> _DATA FOR THIS TASK_
_ _ _

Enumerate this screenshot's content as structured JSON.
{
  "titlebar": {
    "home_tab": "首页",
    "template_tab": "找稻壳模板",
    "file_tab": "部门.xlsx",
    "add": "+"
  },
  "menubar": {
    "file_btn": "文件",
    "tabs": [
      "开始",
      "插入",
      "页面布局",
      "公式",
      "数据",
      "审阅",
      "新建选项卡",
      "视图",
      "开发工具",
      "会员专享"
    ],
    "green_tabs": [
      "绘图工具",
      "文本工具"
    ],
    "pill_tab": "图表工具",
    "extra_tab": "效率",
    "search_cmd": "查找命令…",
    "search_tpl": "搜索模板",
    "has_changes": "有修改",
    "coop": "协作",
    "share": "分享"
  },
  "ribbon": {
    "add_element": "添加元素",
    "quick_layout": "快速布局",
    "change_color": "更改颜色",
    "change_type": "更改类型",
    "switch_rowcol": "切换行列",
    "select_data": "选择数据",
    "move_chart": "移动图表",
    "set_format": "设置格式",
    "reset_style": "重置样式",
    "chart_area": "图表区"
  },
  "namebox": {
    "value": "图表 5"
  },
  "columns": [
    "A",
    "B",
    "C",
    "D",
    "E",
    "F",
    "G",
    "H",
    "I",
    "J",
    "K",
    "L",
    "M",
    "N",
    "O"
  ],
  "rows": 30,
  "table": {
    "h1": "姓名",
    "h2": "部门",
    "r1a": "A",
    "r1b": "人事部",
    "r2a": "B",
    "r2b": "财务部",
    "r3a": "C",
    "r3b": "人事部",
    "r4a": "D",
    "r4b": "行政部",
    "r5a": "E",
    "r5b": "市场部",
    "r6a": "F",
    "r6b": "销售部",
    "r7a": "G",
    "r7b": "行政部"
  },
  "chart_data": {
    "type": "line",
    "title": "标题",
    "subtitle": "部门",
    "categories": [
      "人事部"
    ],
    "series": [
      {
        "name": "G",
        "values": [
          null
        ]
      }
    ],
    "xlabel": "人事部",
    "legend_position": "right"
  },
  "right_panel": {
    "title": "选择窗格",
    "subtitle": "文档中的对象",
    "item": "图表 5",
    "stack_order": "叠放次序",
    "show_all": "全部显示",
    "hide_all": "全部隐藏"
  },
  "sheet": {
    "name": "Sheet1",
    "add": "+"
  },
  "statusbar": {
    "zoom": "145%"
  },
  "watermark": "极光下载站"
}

_ _ _

Take the listing above and write it out again exactly.

> _RESPONSE_
Enumerate this screenshot's content as structured JSON.
{
  "titlebar": {
    "home_tab": "首页",
    "template_tab": "找稻壳模板",
    "file_tab": "部门.xlsx",
    "add": "+"
  },
  "menubar": {
    "file_btn": "文件",
    "tabs": [
      "开始",
      "插入",
      "页面布局",
      "公式",
      "数据",
      "审阅",
      "新建选项卡",
      "视图",
      "开发工具",
      "会员专享"
    ],
    "green_tabs": [
      "绘图工具",
      "文本工具"
    ],
    "pill_tab": "图表工具",
    "extra_tab": "效率",
    "search_cmd": "查找命令…",
    "search_tpl": "搜索模板",
    "has_changes": "有修改",
    "coop": "协作",
    "share": "分享"
  },
  "ribbon": {
    "add_element": "添加元素",
    "quick_layout": "快速布局",
    "change_color": "更改颜色",
    "change_type": "更改类型",
    "switch_rowcol": "切换行列",
    "select_data": "选择数据",
    "move_chart": "移动图表",
    "set_format": "设置格式",
    "reset_style": "重置样式",
    "chart_area": "图表区"
  },
  "namebox": {
    "value": "图表 5"
  },
  "columns": [
    "A",
    "B",
    "C",
    "D",
    "E",
    "F",
    "G",
    "H",
    "I",
    "J",
    "K",
    "L",
    "M",
    "N",
    "O"
  ],
  "rows": 30,
  "table": {
    "h1": "姓名",
    "h2": "部门",
    "r1a": "A",
    "r1b": "人事部",
    "r2a": "B",
    "r2b": "财务部",
    "r3a": "C",
    "r3b": "人事部",
    "r4a": "D",
    "r4b": "行政部",
    "r5a": "E",
    "r5b": "市场部",
    "r6a": "F",
    "r6b": "销售部",
    "r7a": "G",
    "r7b": "行政部"
  },
  "chart_data": {
    "type": "line",
    "title": "标题",
    "subtitle": "部门",
    "categories": [
      "人事部"
    ],
    "series": [
      {
        "name": "G",
        "values": [
          null
        ]
      }
    ],
    "xlabel": "人事部",
    "legend_position": "right"
  },
  "right_panel": {
    "title": "选择窗格",
    "subtitle": "文档中的对象",
    "item": "图表 5",
    "stack_order": "叠放次序",
    "show_all": "全部显示",
    "hide_all": "全部隐藏"
  },
  "sheet": {
    "name": "Sheet1",
    "add": "+"
  },
  "statusbar": {
    "zoom": "145%"
  },
  "watermark": "极光下载站"
}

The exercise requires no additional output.